Information shown =
........

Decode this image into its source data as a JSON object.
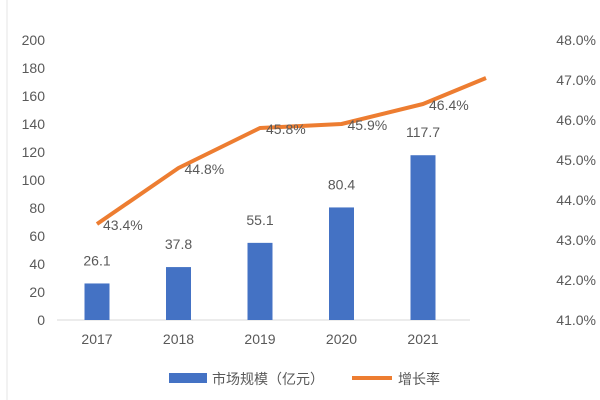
{
  "chart_data": {
    "type": "bar+line",
    "categories": [
      "2017",
      "2018",
      "2019",
      "2020",
      "2021"
    ],
    "series": [
      {
        "name": "市场规模（亿元）",
        "type": "bar",
        "axis": "left",
        "color": "#4472C4",
        "values": [
          26.1,
          37.8,
          55.1,
          80.4,
          117.7
        ],
        "labels": [
          "26.1",
          "37.8",
          "55.1",
          "80.4",
          "117.7"
        ]
      },
      {
        "name": "增长率",
        "type": "line",
        "axis": "right",
        "color": "#ED7D31",
        "values": [
          43.4,
          44.8,
          45.8,
          45.9,
          46.4
        ],
        "labels": [
          "43.4%",
          "44.8%",
          "45.8%",
          "45.9%",
          "46.4%"
        ]
      }
    ],
    "left_axis": {
      "ylim": [
        0,
        200
      ],
      "ticks": [
        "0",
        "20",
        "40",
        "60",
        "80",
        "100",
        "120",
        "140",
        "160",
        "180",
        "200"
      ]
    },
    "right_axis": {
      "ylim": [
        41.0,
        48.0
      ],
      "ticks": [
        "41.0%",
        "42.0%",
        "43.0%",
        "44.0%",
        "45.0%",
        "46.0%",
        "47.0%",
        "48.0%"
      ]
    },
    "grid": false,
    "legend": "bottom"
  }
}
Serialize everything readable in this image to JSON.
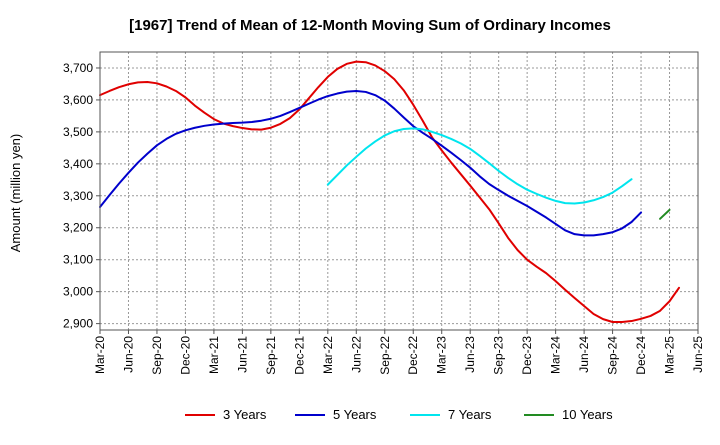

........

Task instructions = Answer with a single number: the count of lines holding the word "image".

Task response = 2